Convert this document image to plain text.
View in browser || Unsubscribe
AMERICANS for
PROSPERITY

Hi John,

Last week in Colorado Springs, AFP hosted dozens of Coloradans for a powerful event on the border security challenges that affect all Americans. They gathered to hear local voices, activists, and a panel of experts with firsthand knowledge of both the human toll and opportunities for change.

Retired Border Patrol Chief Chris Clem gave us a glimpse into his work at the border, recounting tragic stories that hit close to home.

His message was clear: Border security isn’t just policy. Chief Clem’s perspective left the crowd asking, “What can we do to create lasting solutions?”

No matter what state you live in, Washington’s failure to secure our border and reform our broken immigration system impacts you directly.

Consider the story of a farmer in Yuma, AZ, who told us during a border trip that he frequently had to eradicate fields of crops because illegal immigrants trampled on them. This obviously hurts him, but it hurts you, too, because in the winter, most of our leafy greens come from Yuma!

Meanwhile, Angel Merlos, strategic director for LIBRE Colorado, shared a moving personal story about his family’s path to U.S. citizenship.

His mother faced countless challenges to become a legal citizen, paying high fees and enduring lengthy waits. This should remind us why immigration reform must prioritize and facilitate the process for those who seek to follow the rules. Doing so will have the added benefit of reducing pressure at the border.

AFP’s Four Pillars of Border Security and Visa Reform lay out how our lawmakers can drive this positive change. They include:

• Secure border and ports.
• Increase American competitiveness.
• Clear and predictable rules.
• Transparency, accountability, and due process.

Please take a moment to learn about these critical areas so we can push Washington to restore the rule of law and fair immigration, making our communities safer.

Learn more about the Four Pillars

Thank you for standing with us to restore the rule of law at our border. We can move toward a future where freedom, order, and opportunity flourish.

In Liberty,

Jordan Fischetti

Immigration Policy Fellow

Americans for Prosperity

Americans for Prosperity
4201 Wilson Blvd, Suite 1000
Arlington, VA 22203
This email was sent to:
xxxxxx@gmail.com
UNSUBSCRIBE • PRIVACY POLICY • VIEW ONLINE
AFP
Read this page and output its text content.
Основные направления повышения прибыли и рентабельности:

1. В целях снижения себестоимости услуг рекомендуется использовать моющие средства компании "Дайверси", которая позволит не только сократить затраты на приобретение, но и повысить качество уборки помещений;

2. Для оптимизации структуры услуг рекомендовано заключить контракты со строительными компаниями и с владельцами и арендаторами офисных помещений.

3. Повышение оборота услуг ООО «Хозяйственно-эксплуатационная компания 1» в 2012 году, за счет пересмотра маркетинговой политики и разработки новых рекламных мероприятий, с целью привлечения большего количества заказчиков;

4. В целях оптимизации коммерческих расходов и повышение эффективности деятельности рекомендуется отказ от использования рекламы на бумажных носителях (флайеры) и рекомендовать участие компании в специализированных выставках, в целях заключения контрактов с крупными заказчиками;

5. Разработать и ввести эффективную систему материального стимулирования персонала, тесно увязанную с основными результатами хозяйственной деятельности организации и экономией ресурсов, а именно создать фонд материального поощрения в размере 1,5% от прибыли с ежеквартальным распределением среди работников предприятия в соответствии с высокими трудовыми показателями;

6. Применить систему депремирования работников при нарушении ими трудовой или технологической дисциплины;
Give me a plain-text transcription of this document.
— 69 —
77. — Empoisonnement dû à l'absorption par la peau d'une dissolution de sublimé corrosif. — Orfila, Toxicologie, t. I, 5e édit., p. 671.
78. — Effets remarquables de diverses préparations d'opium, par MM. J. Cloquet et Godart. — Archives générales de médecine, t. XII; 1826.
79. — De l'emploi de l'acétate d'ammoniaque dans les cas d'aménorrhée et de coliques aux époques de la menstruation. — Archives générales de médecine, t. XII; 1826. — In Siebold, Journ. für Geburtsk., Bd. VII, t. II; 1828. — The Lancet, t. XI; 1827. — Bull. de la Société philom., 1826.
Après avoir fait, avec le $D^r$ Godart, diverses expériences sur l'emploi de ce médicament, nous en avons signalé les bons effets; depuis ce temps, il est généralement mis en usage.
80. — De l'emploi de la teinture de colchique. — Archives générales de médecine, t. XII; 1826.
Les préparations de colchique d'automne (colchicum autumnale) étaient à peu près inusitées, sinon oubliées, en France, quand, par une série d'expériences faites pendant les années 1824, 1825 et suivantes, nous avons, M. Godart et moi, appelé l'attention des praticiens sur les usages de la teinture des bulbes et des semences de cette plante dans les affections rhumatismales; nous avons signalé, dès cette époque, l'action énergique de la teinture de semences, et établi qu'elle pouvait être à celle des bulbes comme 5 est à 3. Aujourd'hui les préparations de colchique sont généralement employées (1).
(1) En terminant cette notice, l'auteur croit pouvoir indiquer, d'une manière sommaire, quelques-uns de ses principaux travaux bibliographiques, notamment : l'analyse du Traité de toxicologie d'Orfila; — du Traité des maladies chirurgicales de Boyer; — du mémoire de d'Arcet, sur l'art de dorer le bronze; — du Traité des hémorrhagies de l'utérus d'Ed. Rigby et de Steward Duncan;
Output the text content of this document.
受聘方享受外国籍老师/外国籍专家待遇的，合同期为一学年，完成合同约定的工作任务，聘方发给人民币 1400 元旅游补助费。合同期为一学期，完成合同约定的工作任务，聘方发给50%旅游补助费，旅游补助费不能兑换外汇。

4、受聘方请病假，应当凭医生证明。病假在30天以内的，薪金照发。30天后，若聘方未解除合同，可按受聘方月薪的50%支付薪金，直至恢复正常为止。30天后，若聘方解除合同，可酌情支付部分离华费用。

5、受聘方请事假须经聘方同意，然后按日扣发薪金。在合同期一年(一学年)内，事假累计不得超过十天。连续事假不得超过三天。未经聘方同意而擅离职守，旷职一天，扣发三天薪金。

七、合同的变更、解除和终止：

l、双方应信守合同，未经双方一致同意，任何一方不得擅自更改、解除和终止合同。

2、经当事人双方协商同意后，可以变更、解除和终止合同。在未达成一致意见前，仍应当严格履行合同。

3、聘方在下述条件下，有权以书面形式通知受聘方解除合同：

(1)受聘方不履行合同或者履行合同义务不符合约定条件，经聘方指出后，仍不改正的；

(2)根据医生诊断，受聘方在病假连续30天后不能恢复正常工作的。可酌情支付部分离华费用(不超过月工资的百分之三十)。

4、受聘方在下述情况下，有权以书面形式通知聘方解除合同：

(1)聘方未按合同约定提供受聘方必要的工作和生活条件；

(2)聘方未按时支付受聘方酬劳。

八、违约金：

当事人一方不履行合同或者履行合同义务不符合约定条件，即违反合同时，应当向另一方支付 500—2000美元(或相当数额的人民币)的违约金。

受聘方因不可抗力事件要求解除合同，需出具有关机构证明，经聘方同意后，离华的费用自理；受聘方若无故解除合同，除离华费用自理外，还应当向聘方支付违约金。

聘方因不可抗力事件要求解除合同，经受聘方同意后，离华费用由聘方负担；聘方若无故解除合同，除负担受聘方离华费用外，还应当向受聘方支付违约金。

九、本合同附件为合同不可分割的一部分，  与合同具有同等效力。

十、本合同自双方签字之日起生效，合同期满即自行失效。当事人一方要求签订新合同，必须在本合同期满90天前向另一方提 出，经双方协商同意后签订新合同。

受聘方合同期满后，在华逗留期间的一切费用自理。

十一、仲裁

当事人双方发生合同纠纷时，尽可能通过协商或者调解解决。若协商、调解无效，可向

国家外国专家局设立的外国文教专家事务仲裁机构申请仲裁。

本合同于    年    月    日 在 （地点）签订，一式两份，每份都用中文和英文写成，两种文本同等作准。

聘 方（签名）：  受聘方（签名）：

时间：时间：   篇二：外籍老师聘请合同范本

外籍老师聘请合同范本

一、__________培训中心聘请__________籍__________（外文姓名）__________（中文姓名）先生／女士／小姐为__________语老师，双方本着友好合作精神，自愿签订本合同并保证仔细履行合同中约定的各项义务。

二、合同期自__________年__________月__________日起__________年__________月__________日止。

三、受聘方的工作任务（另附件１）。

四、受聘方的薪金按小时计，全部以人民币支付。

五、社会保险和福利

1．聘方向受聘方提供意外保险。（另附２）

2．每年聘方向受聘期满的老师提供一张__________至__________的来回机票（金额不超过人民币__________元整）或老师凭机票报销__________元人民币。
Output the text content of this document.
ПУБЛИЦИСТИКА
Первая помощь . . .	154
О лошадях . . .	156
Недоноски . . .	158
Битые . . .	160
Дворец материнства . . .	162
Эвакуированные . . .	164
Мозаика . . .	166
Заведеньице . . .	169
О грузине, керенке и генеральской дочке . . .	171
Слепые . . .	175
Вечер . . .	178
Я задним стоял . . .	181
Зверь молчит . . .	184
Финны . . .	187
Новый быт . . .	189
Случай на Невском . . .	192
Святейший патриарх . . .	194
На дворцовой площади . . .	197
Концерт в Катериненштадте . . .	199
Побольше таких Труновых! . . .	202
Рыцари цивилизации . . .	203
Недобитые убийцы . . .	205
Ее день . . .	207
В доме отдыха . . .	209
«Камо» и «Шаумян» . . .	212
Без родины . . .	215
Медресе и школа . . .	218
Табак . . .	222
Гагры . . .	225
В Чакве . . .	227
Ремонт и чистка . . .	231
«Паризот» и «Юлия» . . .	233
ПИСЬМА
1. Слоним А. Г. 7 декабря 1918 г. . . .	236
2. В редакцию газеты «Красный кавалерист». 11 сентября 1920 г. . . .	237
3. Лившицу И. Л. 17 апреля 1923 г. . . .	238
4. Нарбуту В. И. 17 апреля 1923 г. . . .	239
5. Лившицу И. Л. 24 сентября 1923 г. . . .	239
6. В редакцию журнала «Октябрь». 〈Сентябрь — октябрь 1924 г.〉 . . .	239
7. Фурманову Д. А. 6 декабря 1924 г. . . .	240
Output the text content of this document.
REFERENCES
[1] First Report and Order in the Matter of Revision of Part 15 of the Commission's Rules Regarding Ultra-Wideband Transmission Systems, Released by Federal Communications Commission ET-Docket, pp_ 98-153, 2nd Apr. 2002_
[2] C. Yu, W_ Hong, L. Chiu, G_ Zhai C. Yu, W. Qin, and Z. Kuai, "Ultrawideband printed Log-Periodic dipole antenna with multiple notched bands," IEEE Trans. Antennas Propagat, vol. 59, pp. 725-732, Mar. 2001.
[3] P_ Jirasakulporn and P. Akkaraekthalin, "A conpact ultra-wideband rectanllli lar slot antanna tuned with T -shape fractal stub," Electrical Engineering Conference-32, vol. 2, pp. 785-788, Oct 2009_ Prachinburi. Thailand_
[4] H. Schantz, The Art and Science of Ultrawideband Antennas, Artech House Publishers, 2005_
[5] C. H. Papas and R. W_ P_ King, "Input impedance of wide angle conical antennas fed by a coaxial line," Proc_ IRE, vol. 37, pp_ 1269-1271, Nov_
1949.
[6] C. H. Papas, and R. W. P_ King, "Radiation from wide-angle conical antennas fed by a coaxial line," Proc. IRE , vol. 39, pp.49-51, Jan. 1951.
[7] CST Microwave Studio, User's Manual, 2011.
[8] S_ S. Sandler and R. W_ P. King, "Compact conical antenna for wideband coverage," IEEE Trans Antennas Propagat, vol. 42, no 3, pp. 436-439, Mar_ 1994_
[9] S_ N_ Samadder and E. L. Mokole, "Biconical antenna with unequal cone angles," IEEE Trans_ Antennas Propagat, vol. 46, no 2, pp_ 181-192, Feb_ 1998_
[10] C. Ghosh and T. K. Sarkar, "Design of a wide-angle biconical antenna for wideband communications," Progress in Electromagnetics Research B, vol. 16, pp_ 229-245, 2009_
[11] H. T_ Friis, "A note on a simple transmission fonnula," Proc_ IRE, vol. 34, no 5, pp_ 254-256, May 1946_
--------------------------------
* **Do this**:
Find the lines with the string "Four" and reproduce them.

* **Correct result**:
AFP’s Four Pillars of Border Security and Visa Reform lay out how our lawmakers can drive this positive change. They include:
Learn more about the Four Pillars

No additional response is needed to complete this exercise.